--- What to do ---
Reproduce each line that includes the word "server".

(Dataset rows)
━━━━━━━━━━━━━━━━━━━━━━━━━━━━━━

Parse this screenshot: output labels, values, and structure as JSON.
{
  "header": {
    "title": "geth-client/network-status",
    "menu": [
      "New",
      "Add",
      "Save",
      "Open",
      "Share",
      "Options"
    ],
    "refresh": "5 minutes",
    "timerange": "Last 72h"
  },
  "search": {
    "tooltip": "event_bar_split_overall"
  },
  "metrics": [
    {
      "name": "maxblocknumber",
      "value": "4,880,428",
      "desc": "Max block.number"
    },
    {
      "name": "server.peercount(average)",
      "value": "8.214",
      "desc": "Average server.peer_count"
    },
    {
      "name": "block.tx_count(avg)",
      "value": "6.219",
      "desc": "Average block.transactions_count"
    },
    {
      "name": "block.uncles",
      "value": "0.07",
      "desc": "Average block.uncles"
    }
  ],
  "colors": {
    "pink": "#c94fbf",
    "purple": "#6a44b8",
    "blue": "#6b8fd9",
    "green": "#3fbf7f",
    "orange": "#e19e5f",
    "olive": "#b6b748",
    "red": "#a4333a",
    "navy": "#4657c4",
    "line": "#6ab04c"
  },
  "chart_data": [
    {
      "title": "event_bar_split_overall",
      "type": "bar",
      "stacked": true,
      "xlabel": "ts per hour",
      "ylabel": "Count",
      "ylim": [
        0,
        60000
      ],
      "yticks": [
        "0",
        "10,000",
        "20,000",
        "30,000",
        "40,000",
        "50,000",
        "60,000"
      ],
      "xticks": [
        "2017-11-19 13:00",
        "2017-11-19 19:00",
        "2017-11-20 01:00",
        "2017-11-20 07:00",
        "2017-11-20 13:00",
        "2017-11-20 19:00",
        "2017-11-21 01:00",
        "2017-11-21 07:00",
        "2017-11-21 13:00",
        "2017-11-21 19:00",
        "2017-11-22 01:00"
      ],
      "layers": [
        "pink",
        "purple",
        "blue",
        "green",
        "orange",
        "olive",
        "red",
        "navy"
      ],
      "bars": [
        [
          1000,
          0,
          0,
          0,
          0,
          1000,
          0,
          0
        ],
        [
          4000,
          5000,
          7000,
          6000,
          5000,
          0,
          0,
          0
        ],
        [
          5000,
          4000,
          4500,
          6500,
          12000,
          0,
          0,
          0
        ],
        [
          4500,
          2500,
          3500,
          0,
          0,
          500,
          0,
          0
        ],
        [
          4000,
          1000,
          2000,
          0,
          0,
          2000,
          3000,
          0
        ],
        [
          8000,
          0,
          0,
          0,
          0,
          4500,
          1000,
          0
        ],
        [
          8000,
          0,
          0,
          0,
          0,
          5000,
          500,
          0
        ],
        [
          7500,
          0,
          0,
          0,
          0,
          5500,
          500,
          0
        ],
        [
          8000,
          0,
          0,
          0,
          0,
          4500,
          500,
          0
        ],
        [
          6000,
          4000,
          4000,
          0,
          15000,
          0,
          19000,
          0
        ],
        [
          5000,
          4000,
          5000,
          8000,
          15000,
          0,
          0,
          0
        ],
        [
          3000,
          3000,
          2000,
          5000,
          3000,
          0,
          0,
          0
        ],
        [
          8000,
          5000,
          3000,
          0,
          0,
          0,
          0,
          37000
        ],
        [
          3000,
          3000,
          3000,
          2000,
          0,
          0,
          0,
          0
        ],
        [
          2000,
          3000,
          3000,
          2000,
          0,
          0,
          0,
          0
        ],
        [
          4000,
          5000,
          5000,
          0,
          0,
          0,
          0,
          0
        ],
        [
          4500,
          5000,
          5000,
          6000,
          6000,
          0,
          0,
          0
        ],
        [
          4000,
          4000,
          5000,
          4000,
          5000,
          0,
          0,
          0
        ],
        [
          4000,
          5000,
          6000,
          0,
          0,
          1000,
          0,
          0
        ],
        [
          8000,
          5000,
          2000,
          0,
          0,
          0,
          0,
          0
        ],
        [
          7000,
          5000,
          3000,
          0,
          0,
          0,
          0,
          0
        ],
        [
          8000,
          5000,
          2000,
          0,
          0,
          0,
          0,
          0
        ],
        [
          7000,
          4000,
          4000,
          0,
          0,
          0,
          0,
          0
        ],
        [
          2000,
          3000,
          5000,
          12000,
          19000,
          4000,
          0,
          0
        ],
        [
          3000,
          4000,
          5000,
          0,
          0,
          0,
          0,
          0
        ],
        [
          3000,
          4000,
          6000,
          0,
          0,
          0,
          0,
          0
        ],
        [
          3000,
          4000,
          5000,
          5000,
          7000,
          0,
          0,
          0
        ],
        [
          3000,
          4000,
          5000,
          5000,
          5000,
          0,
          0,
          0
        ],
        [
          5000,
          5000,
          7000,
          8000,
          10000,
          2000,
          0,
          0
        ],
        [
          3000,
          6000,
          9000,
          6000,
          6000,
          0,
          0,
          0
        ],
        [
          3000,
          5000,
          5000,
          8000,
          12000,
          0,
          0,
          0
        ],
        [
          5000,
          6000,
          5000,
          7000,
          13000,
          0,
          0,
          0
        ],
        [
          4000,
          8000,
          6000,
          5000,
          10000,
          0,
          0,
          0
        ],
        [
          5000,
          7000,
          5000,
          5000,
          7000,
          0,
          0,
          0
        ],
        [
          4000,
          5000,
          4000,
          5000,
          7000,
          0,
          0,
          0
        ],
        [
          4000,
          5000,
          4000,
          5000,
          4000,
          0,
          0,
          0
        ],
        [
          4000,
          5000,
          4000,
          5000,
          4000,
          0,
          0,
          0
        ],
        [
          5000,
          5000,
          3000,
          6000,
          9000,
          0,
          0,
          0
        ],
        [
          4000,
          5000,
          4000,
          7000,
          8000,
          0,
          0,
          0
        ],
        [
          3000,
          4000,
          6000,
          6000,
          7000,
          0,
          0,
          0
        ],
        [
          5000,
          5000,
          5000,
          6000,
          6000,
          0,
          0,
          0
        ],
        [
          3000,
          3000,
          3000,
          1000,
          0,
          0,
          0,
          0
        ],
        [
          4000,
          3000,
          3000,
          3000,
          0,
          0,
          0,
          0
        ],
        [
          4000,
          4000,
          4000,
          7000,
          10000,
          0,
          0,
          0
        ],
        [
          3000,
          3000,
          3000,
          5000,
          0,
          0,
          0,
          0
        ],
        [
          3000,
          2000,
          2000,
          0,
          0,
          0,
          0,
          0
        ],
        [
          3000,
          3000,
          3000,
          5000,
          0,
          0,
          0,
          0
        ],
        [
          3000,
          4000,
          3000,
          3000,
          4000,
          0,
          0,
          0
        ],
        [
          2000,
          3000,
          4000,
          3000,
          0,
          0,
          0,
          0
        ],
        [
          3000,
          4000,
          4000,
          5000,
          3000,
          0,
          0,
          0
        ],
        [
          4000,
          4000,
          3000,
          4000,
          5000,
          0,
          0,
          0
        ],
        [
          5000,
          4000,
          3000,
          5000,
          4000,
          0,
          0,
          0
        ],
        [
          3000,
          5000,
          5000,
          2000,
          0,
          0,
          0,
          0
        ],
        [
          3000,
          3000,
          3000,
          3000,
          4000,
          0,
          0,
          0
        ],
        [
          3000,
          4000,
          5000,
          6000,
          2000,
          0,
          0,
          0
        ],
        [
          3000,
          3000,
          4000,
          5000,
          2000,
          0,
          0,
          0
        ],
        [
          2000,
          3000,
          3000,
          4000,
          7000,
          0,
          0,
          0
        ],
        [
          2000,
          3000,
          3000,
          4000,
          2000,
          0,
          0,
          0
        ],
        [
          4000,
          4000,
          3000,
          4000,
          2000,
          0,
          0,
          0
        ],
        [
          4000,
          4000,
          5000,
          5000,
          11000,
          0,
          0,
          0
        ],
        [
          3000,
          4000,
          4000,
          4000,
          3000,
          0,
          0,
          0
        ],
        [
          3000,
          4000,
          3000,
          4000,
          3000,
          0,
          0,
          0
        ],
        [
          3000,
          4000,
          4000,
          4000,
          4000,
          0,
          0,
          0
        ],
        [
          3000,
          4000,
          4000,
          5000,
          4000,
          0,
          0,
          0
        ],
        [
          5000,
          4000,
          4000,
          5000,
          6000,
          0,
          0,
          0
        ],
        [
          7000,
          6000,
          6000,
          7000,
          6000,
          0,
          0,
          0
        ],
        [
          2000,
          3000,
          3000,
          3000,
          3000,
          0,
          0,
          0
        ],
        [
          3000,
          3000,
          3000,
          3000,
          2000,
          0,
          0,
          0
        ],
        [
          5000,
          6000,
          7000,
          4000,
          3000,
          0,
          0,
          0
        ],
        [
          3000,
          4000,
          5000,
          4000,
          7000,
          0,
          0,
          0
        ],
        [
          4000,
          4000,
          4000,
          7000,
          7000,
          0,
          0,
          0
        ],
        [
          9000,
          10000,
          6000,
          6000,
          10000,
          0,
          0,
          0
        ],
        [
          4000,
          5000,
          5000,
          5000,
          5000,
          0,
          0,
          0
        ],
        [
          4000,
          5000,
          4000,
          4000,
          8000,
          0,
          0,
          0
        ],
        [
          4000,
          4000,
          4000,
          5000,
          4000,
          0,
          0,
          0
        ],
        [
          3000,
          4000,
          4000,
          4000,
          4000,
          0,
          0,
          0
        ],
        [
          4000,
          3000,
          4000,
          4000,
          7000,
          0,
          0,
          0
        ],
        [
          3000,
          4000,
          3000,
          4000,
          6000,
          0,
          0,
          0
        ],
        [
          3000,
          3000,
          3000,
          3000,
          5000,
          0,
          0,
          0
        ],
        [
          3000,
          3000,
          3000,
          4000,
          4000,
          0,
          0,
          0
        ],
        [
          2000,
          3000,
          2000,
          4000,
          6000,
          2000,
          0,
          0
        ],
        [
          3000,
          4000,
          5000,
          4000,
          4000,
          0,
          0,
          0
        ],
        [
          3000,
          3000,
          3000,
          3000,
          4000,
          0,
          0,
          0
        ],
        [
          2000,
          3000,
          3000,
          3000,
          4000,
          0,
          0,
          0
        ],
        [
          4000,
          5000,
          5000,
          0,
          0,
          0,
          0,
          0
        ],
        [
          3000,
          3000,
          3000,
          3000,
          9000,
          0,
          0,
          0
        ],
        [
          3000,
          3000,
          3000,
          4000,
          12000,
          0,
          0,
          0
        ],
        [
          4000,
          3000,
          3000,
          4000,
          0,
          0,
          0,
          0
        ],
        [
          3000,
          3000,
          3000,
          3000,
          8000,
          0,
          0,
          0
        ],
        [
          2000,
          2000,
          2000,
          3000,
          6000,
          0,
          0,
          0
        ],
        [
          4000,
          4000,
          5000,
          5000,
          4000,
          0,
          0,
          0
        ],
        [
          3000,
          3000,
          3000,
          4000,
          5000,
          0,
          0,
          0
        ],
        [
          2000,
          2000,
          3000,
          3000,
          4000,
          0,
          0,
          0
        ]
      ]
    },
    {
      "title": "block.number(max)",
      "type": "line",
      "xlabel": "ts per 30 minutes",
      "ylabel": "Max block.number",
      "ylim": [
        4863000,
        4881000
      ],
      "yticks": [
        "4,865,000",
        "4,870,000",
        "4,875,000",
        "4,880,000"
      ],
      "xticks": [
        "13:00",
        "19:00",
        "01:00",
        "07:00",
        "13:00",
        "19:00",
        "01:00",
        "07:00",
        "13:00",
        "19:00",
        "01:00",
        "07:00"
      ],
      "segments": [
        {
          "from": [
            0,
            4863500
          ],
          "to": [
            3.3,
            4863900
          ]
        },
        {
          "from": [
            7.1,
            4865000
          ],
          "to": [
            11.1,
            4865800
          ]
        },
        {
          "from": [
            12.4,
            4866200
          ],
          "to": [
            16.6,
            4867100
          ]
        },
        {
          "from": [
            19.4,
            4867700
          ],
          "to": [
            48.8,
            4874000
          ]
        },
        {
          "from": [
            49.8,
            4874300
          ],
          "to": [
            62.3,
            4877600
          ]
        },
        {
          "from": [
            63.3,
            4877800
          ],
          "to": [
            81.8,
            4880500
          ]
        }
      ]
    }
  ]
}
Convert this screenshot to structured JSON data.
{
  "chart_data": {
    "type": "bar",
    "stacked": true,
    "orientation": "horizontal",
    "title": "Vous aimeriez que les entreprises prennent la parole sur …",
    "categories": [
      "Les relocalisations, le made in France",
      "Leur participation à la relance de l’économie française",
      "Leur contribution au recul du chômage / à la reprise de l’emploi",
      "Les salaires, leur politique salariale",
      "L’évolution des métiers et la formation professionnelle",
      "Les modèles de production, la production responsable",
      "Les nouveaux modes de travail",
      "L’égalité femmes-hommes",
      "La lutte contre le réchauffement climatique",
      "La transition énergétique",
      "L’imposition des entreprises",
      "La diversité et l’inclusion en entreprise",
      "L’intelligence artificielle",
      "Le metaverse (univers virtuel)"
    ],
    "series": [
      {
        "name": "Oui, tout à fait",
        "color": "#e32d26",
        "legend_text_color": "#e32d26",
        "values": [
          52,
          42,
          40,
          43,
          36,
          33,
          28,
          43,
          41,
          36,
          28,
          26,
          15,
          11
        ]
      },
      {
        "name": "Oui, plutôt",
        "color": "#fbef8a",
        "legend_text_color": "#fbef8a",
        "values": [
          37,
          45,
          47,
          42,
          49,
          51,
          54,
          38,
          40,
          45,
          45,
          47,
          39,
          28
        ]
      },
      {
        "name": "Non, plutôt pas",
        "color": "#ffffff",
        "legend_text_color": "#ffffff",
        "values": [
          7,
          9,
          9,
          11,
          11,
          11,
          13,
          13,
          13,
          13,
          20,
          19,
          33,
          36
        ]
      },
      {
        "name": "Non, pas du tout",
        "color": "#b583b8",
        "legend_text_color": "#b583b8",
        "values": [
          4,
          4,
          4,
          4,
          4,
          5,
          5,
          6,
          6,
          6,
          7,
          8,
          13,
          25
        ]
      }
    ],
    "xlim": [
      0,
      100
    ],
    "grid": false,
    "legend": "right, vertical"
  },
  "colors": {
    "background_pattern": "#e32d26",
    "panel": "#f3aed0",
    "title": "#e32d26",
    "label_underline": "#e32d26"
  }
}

━━━━━━━━━━━━━━━━━━━━━━━━━━━━━━

--- Result of this exercise ---
      "name": "server.peercount(average)",
      "desc": "Average server.peer_count"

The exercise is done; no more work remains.